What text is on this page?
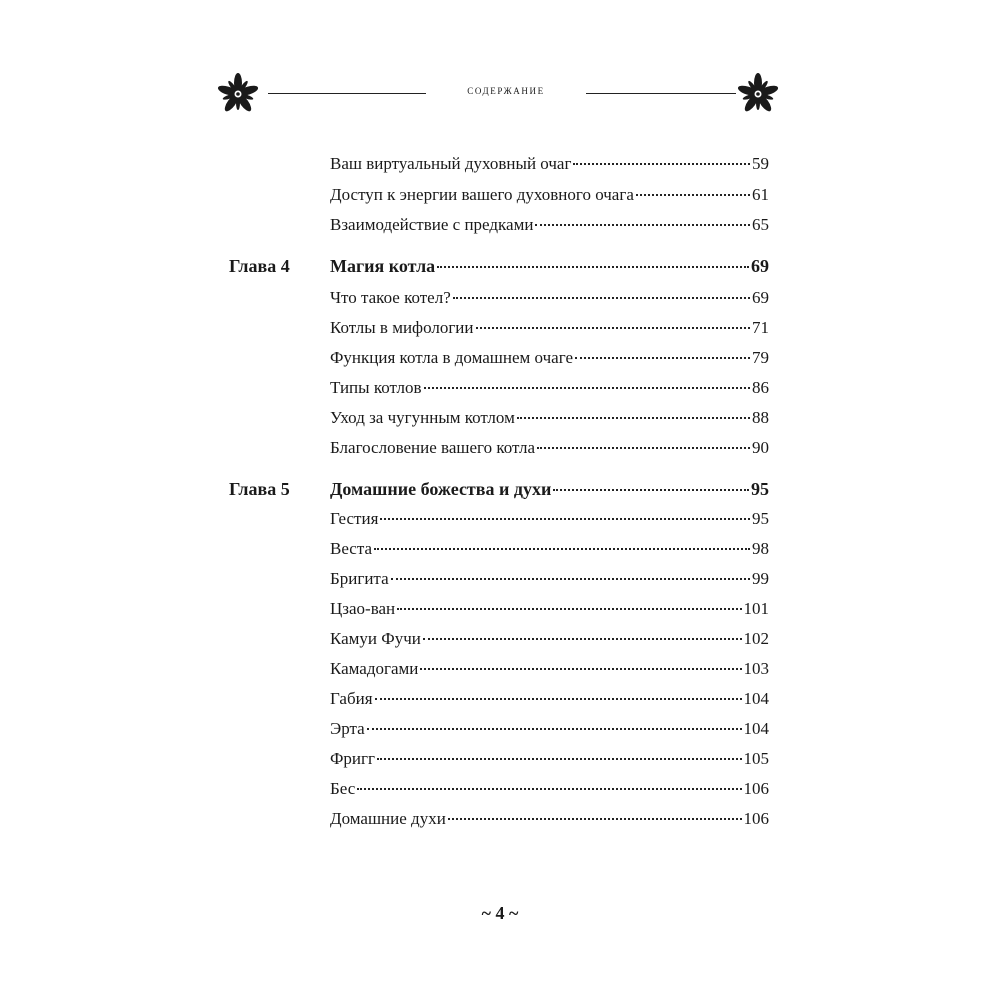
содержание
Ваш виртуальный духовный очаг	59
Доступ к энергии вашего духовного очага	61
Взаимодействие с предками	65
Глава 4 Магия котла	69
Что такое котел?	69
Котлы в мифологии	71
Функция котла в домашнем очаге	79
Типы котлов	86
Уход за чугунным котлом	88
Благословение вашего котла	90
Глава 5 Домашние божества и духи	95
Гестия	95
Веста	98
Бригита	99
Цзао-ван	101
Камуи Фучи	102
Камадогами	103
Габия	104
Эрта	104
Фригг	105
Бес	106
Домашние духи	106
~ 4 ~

*-*-*

**EXERCISE DETAILS:**
Print out every entry above without changing a word, and leave out the pictures.

**SOLUTION FOR THIS PROBLEM:**
What text is on this page?
содержание
Ваш виртуальный духовный очаг	59
Доступ к энергии вашего духовного очага	61
Взаимодействие с предками	65
Глава 4 Магия котла	69
Что такое котел?	69
Котлы в мифологии	71
Функция котла в домашнем очаге	79
Типы котлов	86
Уход за чугунным котлом	88
Благословение вашего котла	90
Глава 5 Домашние божества и духи	95
Гестия	95
Веста	98
Бригита	99
Цзао-ван	101
Камуи Фучи	102
Камадогами	103
Габия	104
Эрта	104
Фригг	105
Бес	106
Домашние духи	106
~ 4 ~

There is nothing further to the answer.